FRAGMENTO DEL TEXTO -
★ ★ ★ ★ ★ ★ ★

Sentir que uno es Kirk Douglas peleando con Yul Brynner es posible en el interior de esa bellísima y antigua señal náutica




Ya habían estacionado los Toloza, entre una 4x4 impresionante y un cachilo (como dicen los uruguayos a los vehículos viejos), cuando nosotros habíamos comenzado el descenso con nuestra Ducato por esa callecita asfaltada que desemboca en el pequeño espacio circular detrás del faro de José Ignacio, en Uruguay.
Pocas casas, pocos negocios, escasa sombra y un sol ardiente que nos empujaba con violencia a meternos en el agua. Pero, para nuestra sorpresa, vimos a Teresa y Sergio Toloza, nuestros amigos y compañeros de aventuras, bajar por la escalerita de material que conduce a la otra playa, a la derecha del faro, y enfilar por la arena gruesa a buscar caracolitos.
Pensé que habían enloquecido o que semejante calor los había trastornado, porque la playa para el deleite y el solaz está a la izquierda del faro. No hay forma de confundirse: del otro lado las rocas u olas no permiten nadar.
Esta zona, salpicada también de rocas resbalosas o redondeadas a causa del duro y persistente trabajo del agua y el viento, es el lugar donde se inspiran los pescadores y los que toman mate: desde allí la vista del mar es verdaderamente fantástica.
Con Agustina y Joel ni siquiera dudamos, los caracoles podían esperar; nuestros cuerpos hirviendo, no. Poco nos importaron las algas verdes que llegaban arrastradas por las olas. Desde el agua se disfrutaba de una vista imponente del faro, que aparece como empotrado en las rocas, con la pasarela de madera, perfectamente diseñada, que desciende con suavidad hasta pisar la arena.
Las nubes que atraviesan la silueta gris del faro con su capuchón rojo y blanco dan un toque de vértigo a la imagen. Y yo, mentalmente, me meto en la construcción del faro, en el esfuerzo demorado de los albañiles, 100 años atrás... Un trabajo impecable y, por supuesto, con un propósito digno por demás.
Pero me ocurrió algo que me dejó perplejo por un rato, allí, en el agua. Mentalmente empecé correr por la escalera del faro, enloquecido, sabiendo que arriba estaba el enemigo y que mi vida corría peligro, pero de todos modos avanzaba como podía para enfrentarme con Yul Brynner y combatir contra él. Era Brynner y yo, Kirk Douglas, en la película El faro del fin del mundo.
Y por un instante quise, desee, no correr más e ir a juntar caracoles con los Toloza. ¿Por qué tengo que enfrentarme con la muerte? ¿Qué clase de idiota soy que no puedo evitar semejante desafío? ¡Dios mío! ¡Esa película me había marcado profundamente! De repente, las gaviotas me despejaron y regresé al lado de mi esposa, acostado en la arena.

★ ★ ★ ★ ★ ★ ★

Datos de límites de regiones
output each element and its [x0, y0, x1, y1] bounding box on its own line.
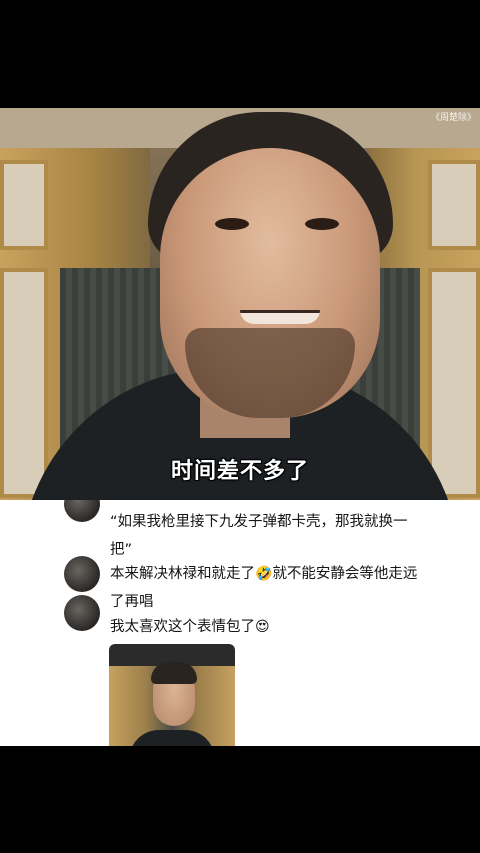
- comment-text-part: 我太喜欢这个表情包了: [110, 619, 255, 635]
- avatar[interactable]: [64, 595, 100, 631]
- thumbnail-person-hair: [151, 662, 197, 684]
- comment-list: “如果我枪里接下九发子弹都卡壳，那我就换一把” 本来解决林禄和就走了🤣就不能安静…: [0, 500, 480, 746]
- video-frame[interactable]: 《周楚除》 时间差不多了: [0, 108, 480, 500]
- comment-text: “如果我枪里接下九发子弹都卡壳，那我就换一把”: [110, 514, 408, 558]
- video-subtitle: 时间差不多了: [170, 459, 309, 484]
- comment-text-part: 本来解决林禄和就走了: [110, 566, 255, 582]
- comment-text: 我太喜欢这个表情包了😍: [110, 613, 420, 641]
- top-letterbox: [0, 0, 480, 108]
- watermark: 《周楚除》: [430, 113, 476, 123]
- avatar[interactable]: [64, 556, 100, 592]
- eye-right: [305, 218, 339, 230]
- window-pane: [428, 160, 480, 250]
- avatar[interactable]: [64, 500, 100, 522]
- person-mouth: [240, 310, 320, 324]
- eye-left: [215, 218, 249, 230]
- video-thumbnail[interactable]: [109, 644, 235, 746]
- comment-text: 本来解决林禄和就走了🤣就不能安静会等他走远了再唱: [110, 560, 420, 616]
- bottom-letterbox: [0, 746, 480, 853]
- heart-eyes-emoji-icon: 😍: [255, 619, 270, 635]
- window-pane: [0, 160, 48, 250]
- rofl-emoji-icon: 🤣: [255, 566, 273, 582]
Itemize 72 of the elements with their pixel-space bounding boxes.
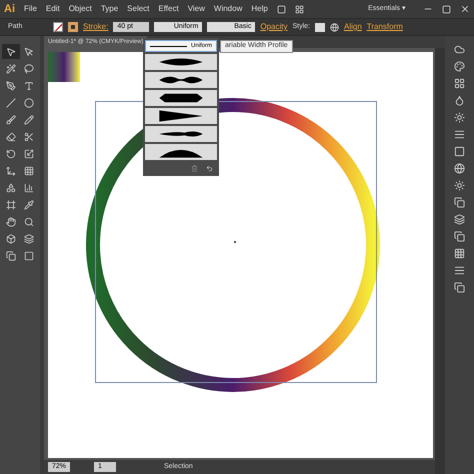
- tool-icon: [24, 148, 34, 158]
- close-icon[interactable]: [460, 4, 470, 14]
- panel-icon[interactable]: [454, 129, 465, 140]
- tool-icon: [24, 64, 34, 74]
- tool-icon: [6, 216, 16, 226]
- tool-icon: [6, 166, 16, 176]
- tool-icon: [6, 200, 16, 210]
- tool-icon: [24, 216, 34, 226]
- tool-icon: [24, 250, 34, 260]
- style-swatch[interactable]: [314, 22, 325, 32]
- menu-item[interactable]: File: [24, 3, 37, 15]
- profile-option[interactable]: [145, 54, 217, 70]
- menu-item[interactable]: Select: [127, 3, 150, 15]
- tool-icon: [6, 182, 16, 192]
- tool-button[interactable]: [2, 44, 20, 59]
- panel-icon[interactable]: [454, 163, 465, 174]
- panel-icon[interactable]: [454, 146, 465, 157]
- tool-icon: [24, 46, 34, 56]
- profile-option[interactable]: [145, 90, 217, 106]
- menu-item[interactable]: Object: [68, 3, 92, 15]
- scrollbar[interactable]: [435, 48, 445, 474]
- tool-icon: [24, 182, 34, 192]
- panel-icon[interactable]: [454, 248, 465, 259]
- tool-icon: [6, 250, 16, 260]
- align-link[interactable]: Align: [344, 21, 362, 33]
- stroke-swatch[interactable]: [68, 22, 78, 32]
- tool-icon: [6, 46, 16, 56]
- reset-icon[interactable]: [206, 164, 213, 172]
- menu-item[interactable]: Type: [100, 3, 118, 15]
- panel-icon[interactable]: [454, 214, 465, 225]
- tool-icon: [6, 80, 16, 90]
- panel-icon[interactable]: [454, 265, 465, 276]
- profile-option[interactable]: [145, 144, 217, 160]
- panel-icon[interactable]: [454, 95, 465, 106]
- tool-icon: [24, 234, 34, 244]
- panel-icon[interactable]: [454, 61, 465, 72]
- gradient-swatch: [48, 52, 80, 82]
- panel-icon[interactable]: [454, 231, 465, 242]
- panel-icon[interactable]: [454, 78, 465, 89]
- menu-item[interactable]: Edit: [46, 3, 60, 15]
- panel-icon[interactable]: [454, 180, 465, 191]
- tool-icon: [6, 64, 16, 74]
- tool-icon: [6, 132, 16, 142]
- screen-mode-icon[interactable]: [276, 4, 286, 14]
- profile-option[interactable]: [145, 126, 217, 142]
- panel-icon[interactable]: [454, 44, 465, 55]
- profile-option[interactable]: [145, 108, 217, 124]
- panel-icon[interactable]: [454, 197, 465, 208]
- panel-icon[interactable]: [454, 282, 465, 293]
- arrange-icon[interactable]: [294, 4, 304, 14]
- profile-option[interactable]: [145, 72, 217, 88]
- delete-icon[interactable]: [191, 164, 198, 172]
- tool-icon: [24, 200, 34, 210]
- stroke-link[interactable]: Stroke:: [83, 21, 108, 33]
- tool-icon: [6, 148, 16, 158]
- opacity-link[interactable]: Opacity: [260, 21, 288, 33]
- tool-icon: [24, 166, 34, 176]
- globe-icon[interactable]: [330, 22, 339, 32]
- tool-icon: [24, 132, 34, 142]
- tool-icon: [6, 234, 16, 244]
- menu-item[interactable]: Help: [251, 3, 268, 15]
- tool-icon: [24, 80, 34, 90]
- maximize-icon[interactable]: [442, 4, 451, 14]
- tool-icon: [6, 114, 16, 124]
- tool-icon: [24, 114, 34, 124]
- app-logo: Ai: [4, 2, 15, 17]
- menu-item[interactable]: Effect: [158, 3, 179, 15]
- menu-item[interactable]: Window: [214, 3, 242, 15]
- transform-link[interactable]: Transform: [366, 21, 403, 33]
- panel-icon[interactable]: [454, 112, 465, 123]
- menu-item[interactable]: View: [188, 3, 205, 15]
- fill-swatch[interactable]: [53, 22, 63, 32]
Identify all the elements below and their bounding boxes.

★ ★ ★ ★ ★ ★ ★

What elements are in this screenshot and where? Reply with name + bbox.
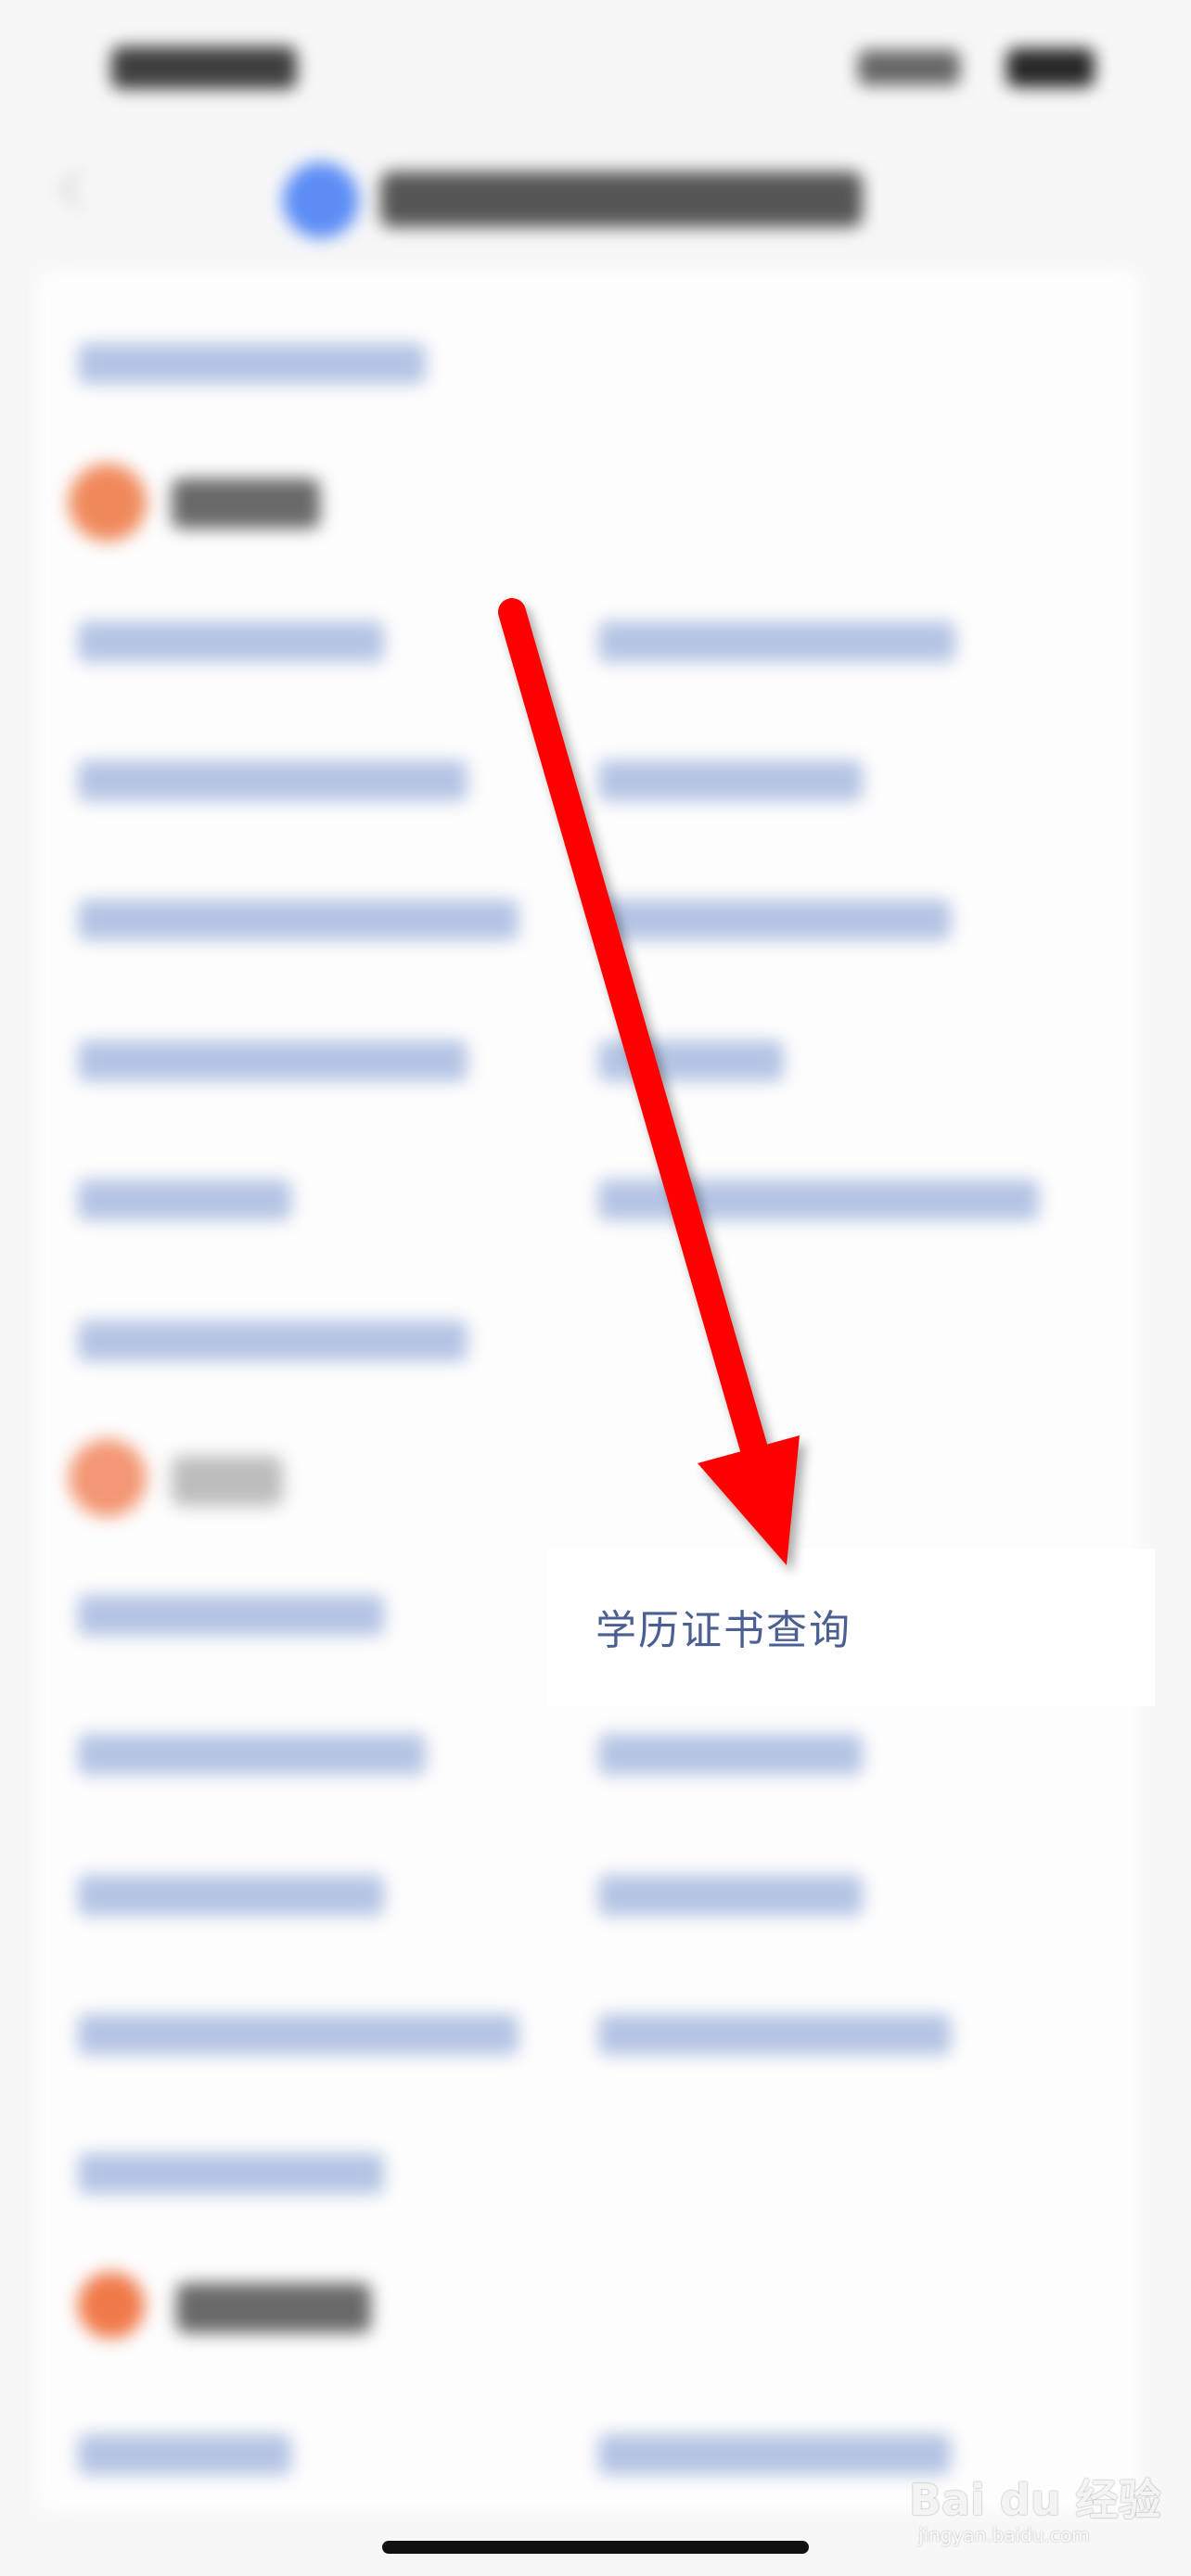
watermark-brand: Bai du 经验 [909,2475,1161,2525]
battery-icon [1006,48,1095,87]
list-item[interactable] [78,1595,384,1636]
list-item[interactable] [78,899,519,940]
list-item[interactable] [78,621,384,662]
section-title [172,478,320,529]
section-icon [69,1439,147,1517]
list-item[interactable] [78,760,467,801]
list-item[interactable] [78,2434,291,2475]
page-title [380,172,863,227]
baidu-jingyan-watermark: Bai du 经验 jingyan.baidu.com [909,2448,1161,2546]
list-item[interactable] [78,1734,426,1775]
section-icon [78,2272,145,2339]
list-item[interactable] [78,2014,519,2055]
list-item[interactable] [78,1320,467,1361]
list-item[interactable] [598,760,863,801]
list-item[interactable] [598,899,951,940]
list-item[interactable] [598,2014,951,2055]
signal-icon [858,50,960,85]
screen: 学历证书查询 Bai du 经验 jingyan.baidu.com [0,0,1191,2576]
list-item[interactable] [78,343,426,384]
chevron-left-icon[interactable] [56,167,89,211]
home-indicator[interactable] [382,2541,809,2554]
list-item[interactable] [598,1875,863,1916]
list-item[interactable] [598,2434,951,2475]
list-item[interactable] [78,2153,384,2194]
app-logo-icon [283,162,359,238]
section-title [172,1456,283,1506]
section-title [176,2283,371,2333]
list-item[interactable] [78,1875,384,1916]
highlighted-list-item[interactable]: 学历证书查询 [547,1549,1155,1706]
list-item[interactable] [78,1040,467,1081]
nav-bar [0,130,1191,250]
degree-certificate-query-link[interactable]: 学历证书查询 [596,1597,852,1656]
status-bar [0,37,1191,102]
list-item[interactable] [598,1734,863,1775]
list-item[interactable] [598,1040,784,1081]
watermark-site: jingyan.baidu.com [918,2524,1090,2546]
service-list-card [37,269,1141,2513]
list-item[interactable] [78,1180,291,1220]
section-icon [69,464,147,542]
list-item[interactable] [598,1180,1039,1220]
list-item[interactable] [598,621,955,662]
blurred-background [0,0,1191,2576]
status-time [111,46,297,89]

★ ★ ★ ★ ★ ★ ★

CONSIGNA ESCRITA 1 - Según el relato sobre el faro de José Ignacio, ¿de qué lado del faro queda la playa para bañarse?
CONSIGNA ESCRITA 2 -
Indica si cada afirmación coincide con el relato sobre el faro de José Ignacio. Responde sí o no y cita las palabras del texto que lo deciden.
(a) Los Toloza estacionaron antes de que llegara la Ducato.
(b) En la playa a la derecha del faro se puede nadar sin problema.
(c) La película que aparece en el relato es El faro del fin del mundo.

RESPUESTA 1 - A la izquierda del faro.

RESPUESTA 2 -
(a) Sí: "Ya habían estacionado los Toloza, entre una 4x4 impresionante y un cachilo (como dicen los uruguayos a los vehículos viejos), cuando nosotros habíamos comenzado el descenso con nuestra Ducato"
(b) No: "del otro lado las rocas u olas no permiten nadar."
(c) Sí: "en la película El faro del fin del mundo."